Records about charts and figures:
*-*-*

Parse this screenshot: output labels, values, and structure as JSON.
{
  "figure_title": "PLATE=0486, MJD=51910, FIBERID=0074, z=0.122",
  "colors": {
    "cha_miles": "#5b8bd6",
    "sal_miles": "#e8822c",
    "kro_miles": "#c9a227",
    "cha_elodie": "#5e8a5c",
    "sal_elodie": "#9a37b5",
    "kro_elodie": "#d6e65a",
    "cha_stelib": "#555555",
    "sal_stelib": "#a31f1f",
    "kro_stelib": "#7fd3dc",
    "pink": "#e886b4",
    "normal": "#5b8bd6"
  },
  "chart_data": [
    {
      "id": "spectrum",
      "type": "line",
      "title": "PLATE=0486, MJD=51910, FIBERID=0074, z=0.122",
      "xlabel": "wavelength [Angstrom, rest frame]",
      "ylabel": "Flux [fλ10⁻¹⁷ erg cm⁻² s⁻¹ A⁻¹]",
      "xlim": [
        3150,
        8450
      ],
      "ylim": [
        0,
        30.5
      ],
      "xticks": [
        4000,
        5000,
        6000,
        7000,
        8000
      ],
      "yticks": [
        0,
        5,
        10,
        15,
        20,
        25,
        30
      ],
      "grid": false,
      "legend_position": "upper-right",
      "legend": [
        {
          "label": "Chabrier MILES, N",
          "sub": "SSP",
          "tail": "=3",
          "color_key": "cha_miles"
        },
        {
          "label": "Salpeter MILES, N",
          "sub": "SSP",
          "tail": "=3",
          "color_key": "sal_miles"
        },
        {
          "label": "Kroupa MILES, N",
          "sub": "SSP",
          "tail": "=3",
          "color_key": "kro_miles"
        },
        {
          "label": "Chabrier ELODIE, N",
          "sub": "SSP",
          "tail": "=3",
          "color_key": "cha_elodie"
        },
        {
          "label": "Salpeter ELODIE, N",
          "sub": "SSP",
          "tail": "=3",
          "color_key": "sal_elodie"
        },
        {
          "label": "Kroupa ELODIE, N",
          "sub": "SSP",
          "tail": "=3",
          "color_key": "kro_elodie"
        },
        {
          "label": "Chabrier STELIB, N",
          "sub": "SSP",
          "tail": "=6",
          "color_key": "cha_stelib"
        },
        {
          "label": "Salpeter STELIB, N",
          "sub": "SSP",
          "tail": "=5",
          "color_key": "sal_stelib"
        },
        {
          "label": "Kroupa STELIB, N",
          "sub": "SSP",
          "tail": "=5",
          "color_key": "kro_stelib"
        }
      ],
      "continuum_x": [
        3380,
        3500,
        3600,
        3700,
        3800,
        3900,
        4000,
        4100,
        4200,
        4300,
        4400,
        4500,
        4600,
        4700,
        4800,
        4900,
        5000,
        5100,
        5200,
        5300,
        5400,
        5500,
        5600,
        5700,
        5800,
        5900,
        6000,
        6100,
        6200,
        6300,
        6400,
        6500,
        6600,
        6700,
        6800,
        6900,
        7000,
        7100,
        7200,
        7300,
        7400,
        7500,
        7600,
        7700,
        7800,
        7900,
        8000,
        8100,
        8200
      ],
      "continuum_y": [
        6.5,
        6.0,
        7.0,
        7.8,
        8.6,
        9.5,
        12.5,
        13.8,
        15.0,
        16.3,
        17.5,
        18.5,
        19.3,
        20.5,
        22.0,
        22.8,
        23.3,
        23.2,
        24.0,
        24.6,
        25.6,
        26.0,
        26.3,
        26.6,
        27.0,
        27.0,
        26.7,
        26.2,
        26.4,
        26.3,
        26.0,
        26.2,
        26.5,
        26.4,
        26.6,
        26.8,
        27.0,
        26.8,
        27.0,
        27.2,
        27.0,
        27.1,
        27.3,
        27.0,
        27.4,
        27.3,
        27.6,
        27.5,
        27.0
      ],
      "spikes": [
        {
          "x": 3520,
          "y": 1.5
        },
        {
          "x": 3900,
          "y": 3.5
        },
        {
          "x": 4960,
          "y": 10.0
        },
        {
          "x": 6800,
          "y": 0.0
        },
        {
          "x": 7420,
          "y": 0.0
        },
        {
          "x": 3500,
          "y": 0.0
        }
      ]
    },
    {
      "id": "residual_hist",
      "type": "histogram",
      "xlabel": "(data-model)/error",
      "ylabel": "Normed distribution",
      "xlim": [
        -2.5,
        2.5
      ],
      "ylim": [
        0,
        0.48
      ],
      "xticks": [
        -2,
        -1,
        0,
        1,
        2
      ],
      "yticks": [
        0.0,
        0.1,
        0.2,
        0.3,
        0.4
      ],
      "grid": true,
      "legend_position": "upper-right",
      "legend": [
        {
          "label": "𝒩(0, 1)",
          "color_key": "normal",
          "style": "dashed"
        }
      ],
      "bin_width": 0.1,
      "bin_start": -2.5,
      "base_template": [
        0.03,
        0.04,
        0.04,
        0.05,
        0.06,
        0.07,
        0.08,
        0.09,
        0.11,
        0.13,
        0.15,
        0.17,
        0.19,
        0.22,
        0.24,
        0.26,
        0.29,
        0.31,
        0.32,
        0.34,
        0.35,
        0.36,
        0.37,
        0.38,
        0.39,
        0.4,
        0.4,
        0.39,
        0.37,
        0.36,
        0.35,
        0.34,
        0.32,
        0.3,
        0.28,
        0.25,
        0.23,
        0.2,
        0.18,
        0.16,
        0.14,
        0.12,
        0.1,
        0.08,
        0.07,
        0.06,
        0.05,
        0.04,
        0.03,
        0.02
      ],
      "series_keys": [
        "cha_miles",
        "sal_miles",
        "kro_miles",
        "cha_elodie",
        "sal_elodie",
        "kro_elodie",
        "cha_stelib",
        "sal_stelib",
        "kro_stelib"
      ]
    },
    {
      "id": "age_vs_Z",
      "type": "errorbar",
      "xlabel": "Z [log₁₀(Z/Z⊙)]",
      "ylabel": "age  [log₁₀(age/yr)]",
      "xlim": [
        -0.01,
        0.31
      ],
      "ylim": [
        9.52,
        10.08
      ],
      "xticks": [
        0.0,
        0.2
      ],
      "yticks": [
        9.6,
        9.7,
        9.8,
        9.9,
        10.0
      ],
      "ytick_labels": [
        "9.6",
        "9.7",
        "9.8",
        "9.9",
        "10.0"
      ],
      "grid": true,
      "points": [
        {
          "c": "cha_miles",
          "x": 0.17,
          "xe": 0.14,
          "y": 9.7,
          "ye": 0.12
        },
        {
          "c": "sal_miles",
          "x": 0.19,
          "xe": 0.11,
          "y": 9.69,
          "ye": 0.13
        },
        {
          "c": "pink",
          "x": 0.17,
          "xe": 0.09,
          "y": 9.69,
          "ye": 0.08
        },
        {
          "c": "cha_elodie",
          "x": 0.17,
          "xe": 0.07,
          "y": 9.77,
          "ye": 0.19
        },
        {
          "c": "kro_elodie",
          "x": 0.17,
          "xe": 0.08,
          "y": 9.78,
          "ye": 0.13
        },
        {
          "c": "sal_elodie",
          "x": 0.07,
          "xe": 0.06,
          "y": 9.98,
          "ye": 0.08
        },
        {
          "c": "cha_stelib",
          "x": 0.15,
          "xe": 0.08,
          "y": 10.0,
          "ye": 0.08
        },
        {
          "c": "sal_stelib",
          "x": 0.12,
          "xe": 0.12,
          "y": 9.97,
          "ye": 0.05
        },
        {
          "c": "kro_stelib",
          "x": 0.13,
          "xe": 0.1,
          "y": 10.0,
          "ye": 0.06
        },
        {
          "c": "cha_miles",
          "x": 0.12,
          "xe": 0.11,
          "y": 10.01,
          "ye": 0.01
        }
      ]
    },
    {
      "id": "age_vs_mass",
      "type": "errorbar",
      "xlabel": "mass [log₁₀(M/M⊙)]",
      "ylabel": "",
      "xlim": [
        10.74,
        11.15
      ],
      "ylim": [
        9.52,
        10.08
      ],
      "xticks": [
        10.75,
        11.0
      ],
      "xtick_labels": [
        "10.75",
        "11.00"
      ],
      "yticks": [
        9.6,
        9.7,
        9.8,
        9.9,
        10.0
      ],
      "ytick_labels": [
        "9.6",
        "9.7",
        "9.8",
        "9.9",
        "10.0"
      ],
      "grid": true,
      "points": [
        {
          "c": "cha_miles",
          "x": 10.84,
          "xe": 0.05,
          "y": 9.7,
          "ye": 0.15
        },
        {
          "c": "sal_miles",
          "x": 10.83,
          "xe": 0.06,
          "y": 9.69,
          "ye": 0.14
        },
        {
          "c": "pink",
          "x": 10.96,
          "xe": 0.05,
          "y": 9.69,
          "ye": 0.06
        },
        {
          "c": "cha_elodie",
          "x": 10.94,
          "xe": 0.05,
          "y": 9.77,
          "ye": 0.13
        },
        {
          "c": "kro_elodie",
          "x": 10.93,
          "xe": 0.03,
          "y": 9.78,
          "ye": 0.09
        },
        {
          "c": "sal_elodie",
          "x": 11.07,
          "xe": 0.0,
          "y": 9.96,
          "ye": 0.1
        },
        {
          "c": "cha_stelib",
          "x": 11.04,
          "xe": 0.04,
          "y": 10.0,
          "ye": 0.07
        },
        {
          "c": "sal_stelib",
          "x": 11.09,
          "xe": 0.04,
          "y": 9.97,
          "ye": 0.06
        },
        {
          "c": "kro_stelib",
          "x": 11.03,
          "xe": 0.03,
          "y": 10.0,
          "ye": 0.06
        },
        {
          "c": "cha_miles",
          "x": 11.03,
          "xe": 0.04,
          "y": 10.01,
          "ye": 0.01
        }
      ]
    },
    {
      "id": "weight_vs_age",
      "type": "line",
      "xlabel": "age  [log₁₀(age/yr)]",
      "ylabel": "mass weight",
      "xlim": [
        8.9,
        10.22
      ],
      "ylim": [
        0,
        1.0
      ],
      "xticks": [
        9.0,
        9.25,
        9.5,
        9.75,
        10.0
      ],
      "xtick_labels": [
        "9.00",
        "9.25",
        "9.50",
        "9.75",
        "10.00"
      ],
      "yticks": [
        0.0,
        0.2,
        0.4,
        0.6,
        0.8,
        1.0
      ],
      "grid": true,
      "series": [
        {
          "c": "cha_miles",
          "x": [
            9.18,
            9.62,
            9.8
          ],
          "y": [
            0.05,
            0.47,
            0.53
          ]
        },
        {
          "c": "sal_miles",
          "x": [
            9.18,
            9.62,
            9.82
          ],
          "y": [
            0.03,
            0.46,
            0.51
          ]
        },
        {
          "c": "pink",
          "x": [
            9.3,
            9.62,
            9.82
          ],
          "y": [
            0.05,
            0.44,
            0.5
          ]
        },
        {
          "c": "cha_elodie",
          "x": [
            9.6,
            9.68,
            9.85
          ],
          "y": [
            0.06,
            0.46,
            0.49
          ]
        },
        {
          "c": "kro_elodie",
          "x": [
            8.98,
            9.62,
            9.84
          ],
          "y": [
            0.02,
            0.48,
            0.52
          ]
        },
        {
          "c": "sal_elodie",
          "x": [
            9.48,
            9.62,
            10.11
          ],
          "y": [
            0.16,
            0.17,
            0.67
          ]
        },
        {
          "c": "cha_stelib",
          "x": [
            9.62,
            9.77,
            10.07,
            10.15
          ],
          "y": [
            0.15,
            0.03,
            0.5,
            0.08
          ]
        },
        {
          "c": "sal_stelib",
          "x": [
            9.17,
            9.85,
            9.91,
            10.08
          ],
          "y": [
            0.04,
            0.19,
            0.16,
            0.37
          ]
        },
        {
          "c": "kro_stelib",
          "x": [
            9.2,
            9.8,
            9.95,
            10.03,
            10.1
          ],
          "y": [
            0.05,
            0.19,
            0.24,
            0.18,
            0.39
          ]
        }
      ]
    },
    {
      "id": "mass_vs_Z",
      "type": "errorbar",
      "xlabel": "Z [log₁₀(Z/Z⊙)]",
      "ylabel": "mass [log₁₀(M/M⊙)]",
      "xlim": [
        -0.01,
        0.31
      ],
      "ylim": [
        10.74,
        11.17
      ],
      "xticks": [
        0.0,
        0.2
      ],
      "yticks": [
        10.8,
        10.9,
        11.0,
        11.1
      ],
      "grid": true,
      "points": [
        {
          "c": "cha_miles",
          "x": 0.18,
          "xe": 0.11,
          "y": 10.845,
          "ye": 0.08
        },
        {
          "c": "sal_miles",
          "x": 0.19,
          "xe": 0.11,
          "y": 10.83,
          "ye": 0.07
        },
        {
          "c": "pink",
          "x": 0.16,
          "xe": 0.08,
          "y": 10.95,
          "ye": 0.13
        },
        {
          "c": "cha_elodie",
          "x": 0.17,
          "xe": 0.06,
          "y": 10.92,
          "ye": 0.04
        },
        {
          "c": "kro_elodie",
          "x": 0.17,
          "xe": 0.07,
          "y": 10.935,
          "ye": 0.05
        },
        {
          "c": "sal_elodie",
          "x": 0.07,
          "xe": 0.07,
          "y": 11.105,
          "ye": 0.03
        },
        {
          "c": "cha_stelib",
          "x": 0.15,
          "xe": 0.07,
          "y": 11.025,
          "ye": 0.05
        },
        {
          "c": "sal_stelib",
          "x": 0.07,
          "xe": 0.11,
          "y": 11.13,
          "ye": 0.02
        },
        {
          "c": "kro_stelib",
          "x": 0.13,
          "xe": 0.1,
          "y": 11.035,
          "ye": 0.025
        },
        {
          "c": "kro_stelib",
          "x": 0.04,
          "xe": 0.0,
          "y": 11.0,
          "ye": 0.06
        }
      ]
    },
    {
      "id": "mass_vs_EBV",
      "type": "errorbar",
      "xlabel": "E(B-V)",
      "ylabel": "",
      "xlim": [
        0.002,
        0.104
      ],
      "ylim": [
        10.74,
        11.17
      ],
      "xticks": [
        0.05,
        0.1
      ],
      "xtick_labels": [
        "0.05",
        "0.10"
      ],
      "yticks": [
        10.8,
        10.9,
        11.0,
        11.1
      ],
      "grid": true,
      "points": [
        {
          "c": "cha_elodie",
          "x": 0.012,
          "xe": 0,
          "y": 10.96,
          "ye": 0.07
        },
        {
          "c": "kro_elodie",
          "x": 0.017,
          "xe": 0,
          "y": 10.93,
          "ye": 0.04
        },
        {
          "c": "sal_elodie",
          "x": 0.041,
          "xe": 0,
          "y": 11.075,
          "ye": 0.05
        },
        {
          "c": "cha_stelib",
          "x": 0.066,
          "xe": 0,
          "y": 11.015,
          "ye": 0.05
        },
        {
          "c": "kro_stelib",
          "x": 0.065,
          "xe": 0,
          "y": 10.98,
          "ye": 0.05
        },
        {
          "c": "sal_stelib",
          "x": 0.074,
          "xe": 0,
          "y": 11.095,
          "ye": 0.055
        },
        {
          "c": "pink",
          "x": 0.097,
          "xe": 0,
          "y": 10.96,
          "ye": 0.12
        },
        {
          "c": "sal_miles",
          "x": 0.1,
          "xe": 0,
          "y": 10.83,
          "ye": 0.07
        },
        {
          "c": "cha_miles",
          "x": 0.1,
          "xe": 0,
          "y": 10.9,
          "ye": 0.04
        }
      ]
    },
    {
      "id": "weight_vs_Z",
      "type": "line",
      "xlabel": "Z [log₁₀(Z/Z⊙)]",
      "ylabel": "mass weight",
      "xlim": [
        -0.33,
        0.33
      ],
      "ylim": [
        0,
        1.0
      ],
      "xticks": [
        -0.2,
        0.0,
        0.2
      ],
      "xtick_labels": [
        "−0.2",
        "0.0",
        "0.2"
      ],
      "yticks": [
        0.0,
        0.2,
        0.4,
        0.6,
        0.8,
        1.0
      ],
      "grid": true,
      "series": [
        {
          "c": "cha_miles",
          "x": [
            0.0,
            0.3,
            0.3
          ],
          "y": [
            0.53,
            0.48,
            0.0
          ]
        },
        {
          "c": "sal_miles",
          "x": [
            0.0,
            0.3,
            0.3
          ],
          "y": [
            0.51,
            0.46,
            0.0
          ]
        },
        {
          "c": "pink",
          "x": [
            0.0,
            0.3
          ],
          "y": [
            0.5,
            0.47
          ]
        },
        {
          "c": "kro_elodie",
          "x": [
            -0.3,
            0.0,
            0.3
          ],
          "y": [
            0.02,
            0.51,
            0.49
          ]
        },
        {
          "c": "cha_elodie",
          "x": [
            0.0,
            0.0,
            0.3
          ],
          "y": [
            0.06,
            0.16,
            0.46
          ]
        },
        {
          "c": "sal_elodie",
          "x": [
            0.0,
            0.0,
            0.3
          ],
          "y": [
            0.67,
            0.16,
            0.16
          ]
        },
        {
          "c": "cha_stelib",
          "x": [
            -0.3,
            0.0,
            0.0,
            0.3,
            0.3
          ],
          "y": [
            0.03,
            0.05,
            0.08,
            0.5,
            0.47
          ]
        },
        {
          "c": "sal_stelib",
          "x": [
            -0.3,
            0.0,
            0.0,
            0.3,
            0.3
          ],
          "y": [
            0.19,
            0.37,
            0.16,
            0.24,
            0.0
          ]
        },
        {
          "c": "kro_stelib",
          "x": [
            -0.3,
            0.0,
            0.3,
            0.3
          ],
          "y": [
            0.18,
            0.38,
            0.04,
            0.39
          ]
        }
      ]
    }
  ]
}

*-*-*

Exercise brief: Going through the entries above, report how many lines include the string "xlabel". The number alone is the answer.

Task result: 8